• Directions for this task: Without the pictures, give the entries below again exactly as written.

• Items listed in a dataset:
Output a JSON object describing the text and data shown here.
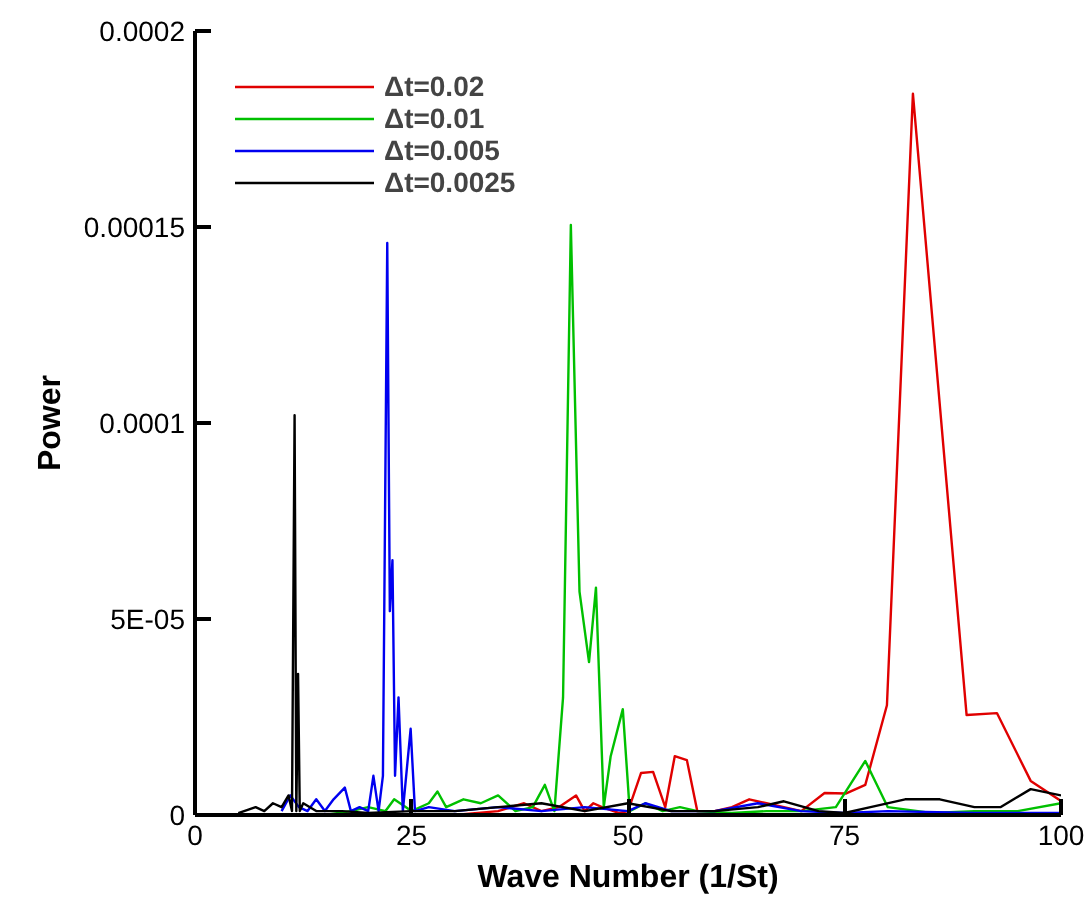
{
  "chart_data": {
    "type": "line",
    "xlabel": "Wave Number (1/St)",
    "ylabel": "Power",
    "xlim": [
      0,
      100
    ],
    "ylim": [
      0,
      0.0002
    ],
    "xticks": [
      0,
      25,
      50,
      75,
      100
    ],
    "yticks": [
      0,
      {
        "value": 5e-05,
        "label": "5E-05"
      },
      0.0001,
      0.00015,
      0.0002
    ],
    "grid": false,
    "legend": "top left",
    "marker": "none",
    "line_style": "solid",
    "series": [
      {
        "name": "Δt=0.02",
        "color": "#e00000",
        "x": [
          30,
          35,
          38,
          40,
          42,
          44,
          45,
          46,
          47,
          49,
          50,
          51.5,
          52.9,
          54.3,
          55.4,
          56.8,
          58,
          60,
          62,
          64,
          66,
          68,
          70,
          72.7,
          75.2,
          77.4,
          79.9,
          82.9,
          89.1,
          92.6,
          96.5,
          100
        ],
        "values": [
          0,
          1e-06,
          3e-06,
          1e-06,
          2e-06,
          5e-06,
          1e-06,
          3e-06,
          2e-06,
          5e-07,
          1e-06,
          1.07e-05,
          1.1e-05,
          2e-06,
          1.5e-05,
          1.4e-05,
          1e-06,
          1e-06,
          2e-06,
          4e-06,
          3e-06,
          2e-06,
          1e-06,
          5.6e-06,
          5.5e-06,
          7.7e-06,
          2.8e-05,
          0.000184,
          2.55e-05,
          2.6e-05,
          8.7e-06,
          3.6e-06
        ]
      },
      {
        "name": "Δt=0.01",
        "color": "#00c000",
        "x": [
          15,
          18,
          20,
          22,
          23,
          25,
          27,
          28,
          29,
          31,
          33,
          35,
          37,
          39,
          40.4,
          41.5,
          42.5,
          43.4,
          44.4,
          45.5,
          46.3,
          47.2,
          48,
          49.4,
          50.2,
          52,
          54,
          56,
          58,
          62,
          66,
          70,
          74,
          77.4,
          80,
          85,
          90,
          95,
          100
        ],
        "values": [
          0,
          1e-06,
          2e-06,
          1e-06,
          4e-06,
          1e-06,
          3e-06,
          6e-06,
          2e-06,
          4e-06,
          3e-06,
          5e-06,
          1e-06,
          2e-06,
          7.7e-06,
          1e-06,
          3e-05,
          0.0001505,
          5.7e-05,
          3.9e-05,
          5.8e-05,
          2e-06,
          1.5e-05,
          2.7e-05,
          1e-06,
          3e-06,
          1e-06,
          2e-06,
          1e-06,
          5e-07,
          1e-06,
          1e-06,
          2e-06,
          1.38e-05,
          2e-06,
          5e-07,
          1e-06,
          1e-06,
          3e-06
        ]
      },
      {
        "name": "Δt=0.005",
        "color": "#0000f0",
        "x": [
          10,
          11,
          12,
          13,
          14,
          15,
          16,
          17.3,
          18,
          19,
          20,
          20.6,
          21.2,
          21.7,
          22.2,
          22.5,
          22.8,
          23.1,
          23.5,
          24,
          24.9,
          25.4,
          27,
          30,
          35,
          40,
          45,
          50,
          52,
          55,
          60,
          65,
          70,
          75,
          80,
          90,
          100
        ],
        "values": [
          1e-06,
          5e-06,
          2e-06,
          1e-06,
          4e-06,
          1e-06,
          4e-06,
          7e-06,
          1e-06,
          2e-06,
          1e-06,
          1e-05,
          1e-06,
          1e-05,
          0.0001459,
          5.2e-05,
          6.5e-05,
          1e-05,
          3e-05,
          1e-06,
          2.2e-05,
          1e-06,
          2e-06,
          1e-06,
          2e-06,
          1e-06,
          2e-06,
          1e-06,
          3e-06,
          1e-06,
          1e-06,
          3e-06,
          1e-06,
          5e-07,
          1e-06,
          5e-07,
          5e-07
        ]
      },
      {
        "name": "Δt=0.0025",
        "color": "#000000",
        "x": [
          5,
          7,
          8,
          9,
          10,
          10.8,
          11.2,
          11.5,
          11.7,
          11.9,
          12.1,
          12.5,
          14,
          17,
          20,
          25,
          30,
          35,
          40,
          45,
          50,
          55,
          60,
          65,
          68,
          72,
          75,
          78,
          82,
          86,
          90,
          93,
          96.5,
          100
        ],
        "values": [
          5e-07,
          2e-06,
          1e-06,
          3e-06,
          2e-06,
          5e-06,
          1e-06,
          0.000102,
          1e-06,
          3.6e-05,
          1e-06,
          3e-06,
          1e-06,
          1e-06,
          5e-07,
          1e-06,
          1e-06,
          2e-06,
          3e-06,
          1e-06,
          3e-06,
          1e-06,
          1e-06,
          2e-06,
          3.5e-06,
          1e-06,
          5e-07,
          2e-06,
          4e-06,
          4e-06,
          2e-06,
          2e-06,
          6.6e-06,
          5e-06
        ]
      }
    ]
  }
}
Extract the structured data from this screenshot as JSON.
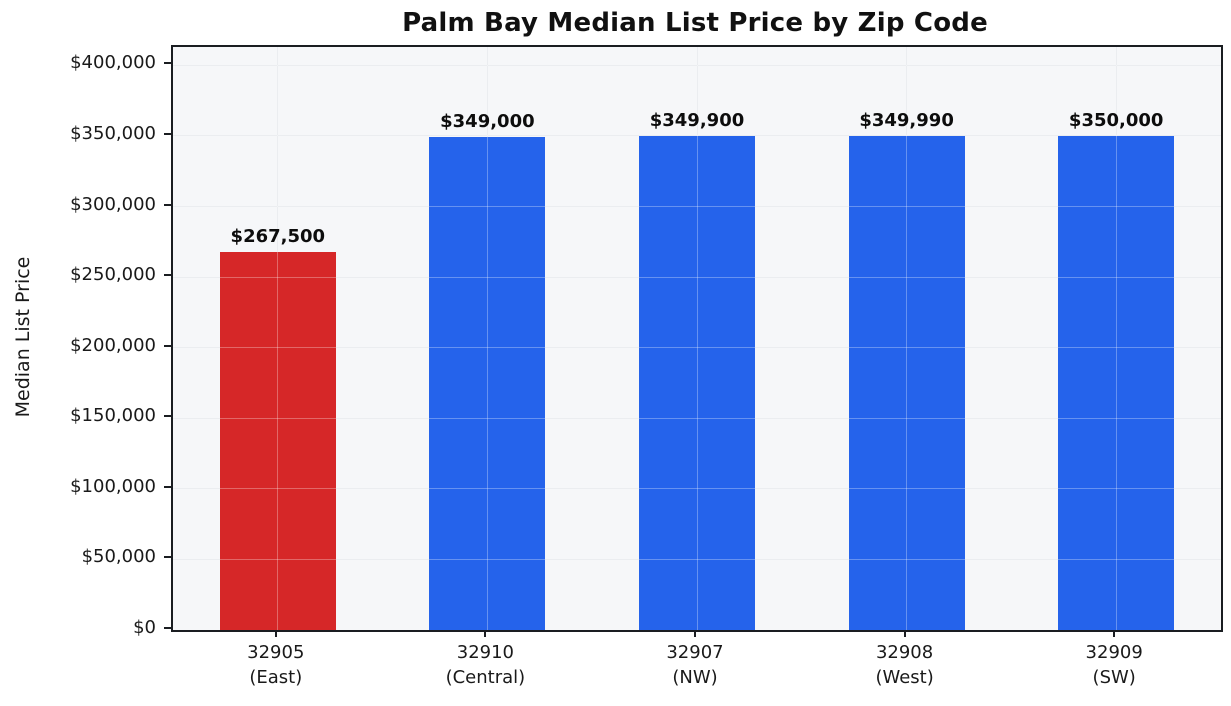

• Right answer:
Output a JSON object describing the text and data shown here.
{
  "chart_data": {
    "type": "line",
    "xlabel": "Wave Number (1/St)",
    "ylabel": "Power",
    "xlim": [
      0,
      100
    ],
    "ylim": [
      0,
      0.0002
    ],
    "xticks": [
      0,
      25,
      50,
      75,
      100
    ],
    "yticks": [
      0,
      {
        "value": 5e-05,
        "label": "5E-05"
      },
      0.0001,
      0.00015,
      0.0002
    ],
    "grid": false,
    "legend": "top left",
    "marker": "none",
    "line_style": "solid",
    "series": [
      {
        "name": "Δt=0.02",
        "color": "#e00000",
        "x": [
          30,
          35,
          38,
          40,
          42,
          44,
          45,
          46,
          47,
          49,
          50,
          51.5,
          52.9,
          54.3,
          55.4,
          56.8,
          58,
          60,
          62,
          64,
          66,
          68,
          70,
          72.7,
          75.2,
          77.4,
          79.9,
          82.9,
          89.1,
          92.6,
          96.5,
          100
        ],
        "values": [
          0,
          1e-06,
          3e-06,
          1e-06,
          2e-06,
          5e-06,
          1e-06,
          3e-06,
          2e-06,
          5e-07,
          1e-06,
          1.07e-05,
          1.1e-05,
          2e-06,
          1.5e-05,
          1.4e-05,
          1e-06,
          1e-06,
          2e-06,
          4e-06,
          3e-06,
          2e-06,
          1e-06,
          5.6e-06,
          5.5e-06,
          7.7e-06,
          2.8e-05,
          0.000184,
          2.55e-05,
          2.6e-05,
          8.7e-06,
          3.6e-06
        ]
      },
      {
        "name": "Δt=0.01",
        "color": "#00c000",
        "x": [
          15,
          18,
          20,
          22,
          23,
          25,
          27,
          28,
          29,
          31,
          33,
          35,
          37,
          39,
          40.4,
          41.5,
          42.5,
          43.4,
          44.4,
          45.5,
          46.3,
          47.2,
          48,
          49.4,
          50.2,
          52,
          54,
          56,
          58,
          62,
          66,
          70,
          74,
          77.4,
          80,
          85,
          90,
          95,
          100
        ],
        "values": [
          0,
          1e-06,
          2e-06,
          1e-06,
          4e-06,
          1e-06,
          3e-06,
          6e-06,
          2e-06,
          4e-06,
          3e-06,
          5e-06,
          1e-06,
          2e-06,
          7.7e-06,
          1e-06,
          3e-05,
          0.0001505,
          5.7e-05,
          3.9e-05,
          5.8e-05,
          2e-06,
          1.5e-05,
          2.7e-05,
          1e-06,
          3e-06,
          1e-06,
          2e-06,
          1e-06,
          5e-07,
          1e-06,
          1e-06,
          2e-06,
          1.38e-05,
          2e-06,
          5e-07,
          1e-06,
          1e-06,
          3e-06
        ]
      },
      {
        "name": "Δt=0.005",
        "color": "#0000f0",
        "x": [
          10,
          11,
          12,
          13,
          14,
          15,
          16,
          17.3,
          18,
          19,
          20,
          20.6,
          21.2,
          21.7,
          22.2,
          22.5,
          22.8,
          23.1,
          23.5,
          24,
          24.9,
          25.4,
          27,
          30,
          35,
          40,
          45,
          50,
          52,
          55,
          60,
          65,
          70,
          75,
          80,
          90,
          100
        ],
        "values": [
          1e-06,
          5e-06,
          2e-06,
          1e-06,
          4e-06,
          1e-06,
          4e-06,
          7e-06,
          1e-06,
          2e-06,
          1e-06,
          1e-05,
          1e-06,
          1e-05,
          0.0001459,
          5.2e-05,
          6.5e-05,
          1e-05,
          3e-05,
          1e-06,
          2.2e-05,
          1e-06,
          2e-06,
          1e-06,
          2e-06,
          1e-06,
          2e-06,
          1e-06,
          3e-06,
          1e-06,
          1e-06,
          3e-06,
          1e-06,
          5e-07,
          1e-06,
          5e-07,
          5e-07
        ]
      },
      {
        "name": "Δt=0.0025",
        "color": "#000000",
        "x": [
          5,
          7,
          8,
          9,
          10,
          10.8,
          11.2,
          11.5,
          11.7,
          11.9,
          12.1,
          12.5,
          14,
          17,
          20,
          25,
          30,
          35,
          40,
          45,
          50,
          55,
          60,
          65,
          68,
          72,
          75,
          78,
          82,
          86,
          90,
          93,
          96.5,
          100
        ],
        "values": [
          5e-07,
          2e-06,
          1e-06,
          3e-06,
          2e-06,
          5e-06,
          1e-06,
          0.000102,
          1e-06,
          3.6e-05,
          1e-06,
          3e-06,
          1e-06,
          1e-06,
          5e-07,
          1e-06,
          1e-06,
          2e-06,
          3e-06,
          1e-06,
          3e-06,
          1e-06,
          1e-06,
          2e-06,
          3.5e-06,
          1e-06,
          5e-07,
          2e-06,
          4e-06,
          4e-06,
          2e-06,
          2e-06,
          6.6e-06,
          5e-06
        ]
      }
    ]
  }
}
Extract the structured data from this screenshot as JSON.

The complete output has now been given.